-- AIM OF THE TASK --
Pull out every line below that contains the word "dias".

[START DATA TO PROCESS]

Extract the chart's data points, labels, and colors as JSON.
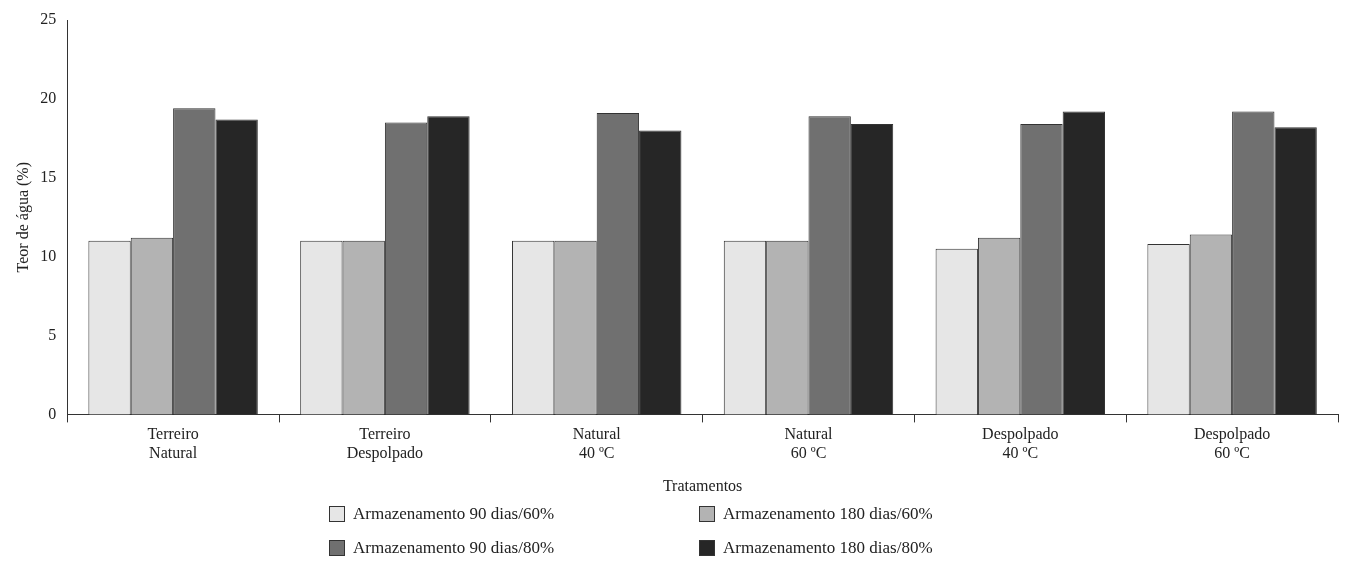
{
  "chart_data": {
    "type": "bar",
    "xlabel": "Tratamentos",
    "ylabel": "Teor de água (%)",
    "categories": [
      "Terreiro\nNatural",
      "Terreiro\nDespolpado",
      "Natural\n40 ºC",
      "Natural\n60 ºC",
      "Despolpado\n40 ºC",
      "Despolpado\n60 ºC"
    ],
    "series": [
      {
        "name": "Armazenamento 90 dias/60%",
        "color": "#e6e6e6",
        "values": [
          11.0,
          11.0,
          11.0,
          11.0,
          10.5,
          10.8
        ]
      },
      {
        "name": "Armazenamento 180 dias/60%",
        "color": "#b3b3b3",
        "values": [
          11.2,
          11.0,
          11.0,
          11.0,
          11.2,
          11.4
        ]
      },
      {
        "name": "Armazenamento 90 dias/80%",
        "color": "#707070",
        "values": [
          19.4,
          18.5,
          19.1,
          18.9,
          18.4,
          19.2
        ]
      },
      {
        "name": "Armazenamento 180 dias/80%",
        "color": "#262626",
        "values": [
          18.7,
          18.9,
          18.0,
          18.4,
          19.2,
          18.2
        ]
      }
    ],
    "ylim": [
      0,
      25
    ],
    "yticks": [
      0,
      5,
      10,
      15,
      20,
      25
    ],
    "grid": false,
    "legend": "bottom"
  }
}
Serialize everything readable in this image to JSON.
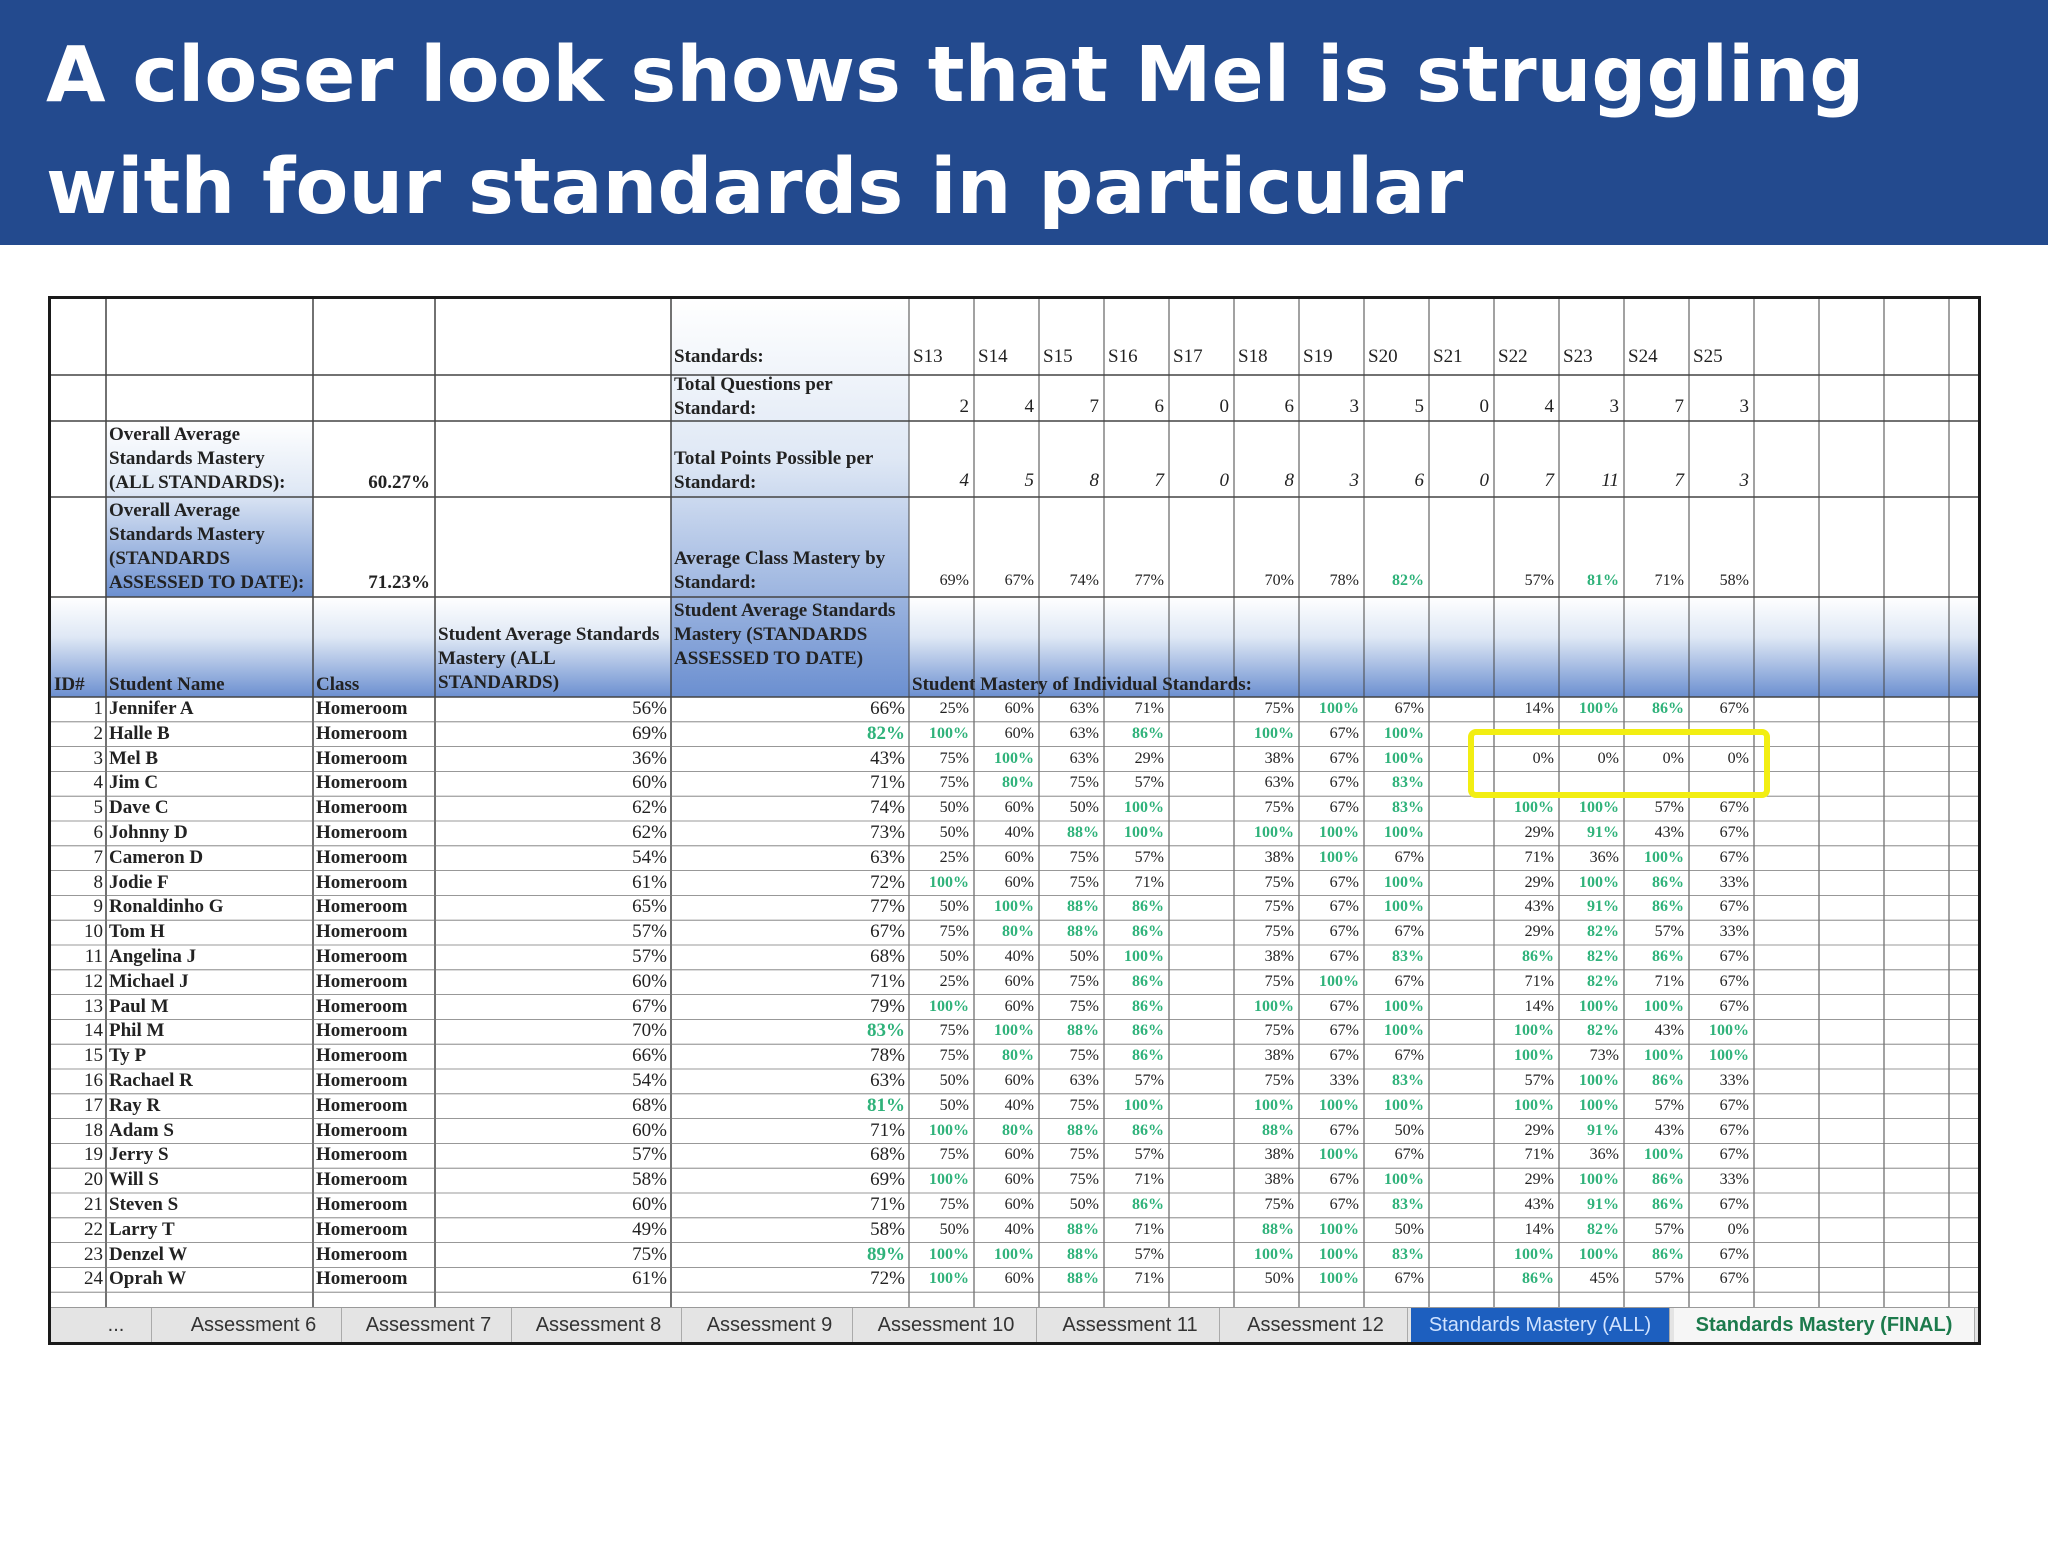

[END DATA TO PROCESS]

-- FINAL RESULT --
        "name": "Armazenamento 90 dias/60%",
        "name": "Armazenamento 180 dias/60%",
        "name": "Armazenamento 90 dias/80%",
        "name": "Armazenamento 180 dias/80%",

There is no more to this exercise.